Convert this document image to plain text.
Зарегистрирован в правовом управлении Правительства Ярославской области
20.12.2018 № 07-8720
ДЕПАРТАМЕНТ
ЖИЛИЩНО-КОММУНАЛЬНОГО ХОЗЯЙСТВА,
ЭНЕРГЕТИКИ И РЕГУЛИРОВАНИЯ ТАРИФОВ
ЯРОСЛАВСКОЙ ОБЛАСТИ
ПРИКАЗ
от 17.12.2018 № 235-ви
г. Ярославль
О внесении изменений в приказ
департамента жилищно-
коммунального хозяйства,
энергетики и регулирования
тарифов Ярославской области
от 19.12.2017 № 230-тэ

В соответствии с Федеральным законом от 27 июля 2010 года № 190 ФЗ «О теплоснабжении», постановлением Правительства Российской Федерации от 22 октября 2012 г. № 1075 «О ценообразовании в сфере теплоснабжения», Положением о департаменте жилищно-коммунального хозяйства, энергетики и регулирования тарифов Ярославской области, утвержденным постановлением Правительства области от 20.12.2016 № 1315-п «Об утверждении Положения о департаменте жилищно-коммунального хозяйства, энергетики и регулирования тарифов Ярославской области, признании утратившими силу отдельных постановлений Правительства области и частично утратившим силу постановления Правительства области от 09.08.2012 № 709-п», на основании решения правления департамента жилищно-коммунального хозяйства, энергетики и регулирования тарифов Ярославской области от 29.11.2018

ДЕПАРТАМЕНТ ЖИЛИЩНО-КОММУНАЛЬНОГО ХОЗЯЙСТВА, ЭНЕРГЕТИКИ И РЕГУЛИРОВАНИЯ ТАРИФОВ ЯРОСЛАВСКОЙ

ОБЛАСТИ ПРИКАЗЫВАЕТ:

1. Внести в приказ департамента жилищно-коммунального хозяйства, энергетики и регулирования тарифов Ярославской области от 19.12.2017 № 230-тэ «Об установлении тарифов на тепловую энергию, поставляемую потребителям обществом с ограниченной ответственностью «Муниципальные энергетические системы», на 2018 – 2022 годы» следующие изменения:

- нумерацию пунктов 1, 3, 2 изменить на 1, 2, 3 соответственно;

**Directions for this task:** Give back the data above exactly as it appears.

**Right answer:**
Convert this document image to plain text.
Зарегистрирован в правовом управлении Правительства Ярославской области
20.12.2018 № 07-8720
ДЕПАРТАМЕНТ
ЖИЛИЩНО-КОММУНАЛЬНОГО ХОЗЯЙСТВА,
ЭНЕРГЕТИКИ И РЕГУЛИРОВАНИЯ ТАРИФОВ
ЯРОСЛАВСКОЙ ОБЛАСТИ
ПРИКАЗ
от 17.12.2018 № 235-ви
г. Ярославль
О внесении изменений в приказ
департамента жилищно-
коммунального хозяйства,
энергетики и регулирования
тарифов Ярославской области
от 19.12.2017 № 230-тэ

В соответствии с Федеральным законом от 27 июля 2010 года № 190 ФЗ «О теплоснабжении», постановлением Правительства Российской Федерации от 22 октября 2012 г. № 1075 «О ценообразовании в сфере теплоснабжения», Положением о департаменте жилищно-коммунального хозяйства, энергетики и регулирования тарифов Ярославской области, утвержденным постановлением Правительства области от 20.12.2016 № 1315-п «Об утверждении Положения о департаменте жилищно-коммунального хозяйства, энергетики и регулирования тарифов Ярославской области, признании утратившими силу отдельных постановлений Правительства области и частично утратившим силу постановления Правительства области от 09.08.2012 № 709-п», на основании решения правления департамента жилищно-коммунального хозяйства, энергетики и регулирования тарифов Ярославской области от 29.11.2018

ДЕПАРТАМЕНТ ЖИЛИЩНО-КОММУНАЛЬНОГО ХОЗЯЙСТВА, ЭНЕРГЕТИКИ И РЕГУЛИРОВАНИЯ ТАРИФОВ ЯРОСЛАВСКОЙ

ОБЛАСТИ ПРИКАЗЫВАЕТ:

1. Внести в приказ департамента жилищно-коммунального хозяйства, энергетики и регулирования тарифов Ярославской области от 19.12.2017 № 230-тэ «Об установлении тарифов на тепловую энергию, поставляемую потребителям обществом с ограниченной ответственностью «Муниципальные энергетические системы», на 2018 – 2022 годы» следующие изменения:

- нумерацию пунктов 1, 3, 2 изменить на 1, 2, 3 соответственно;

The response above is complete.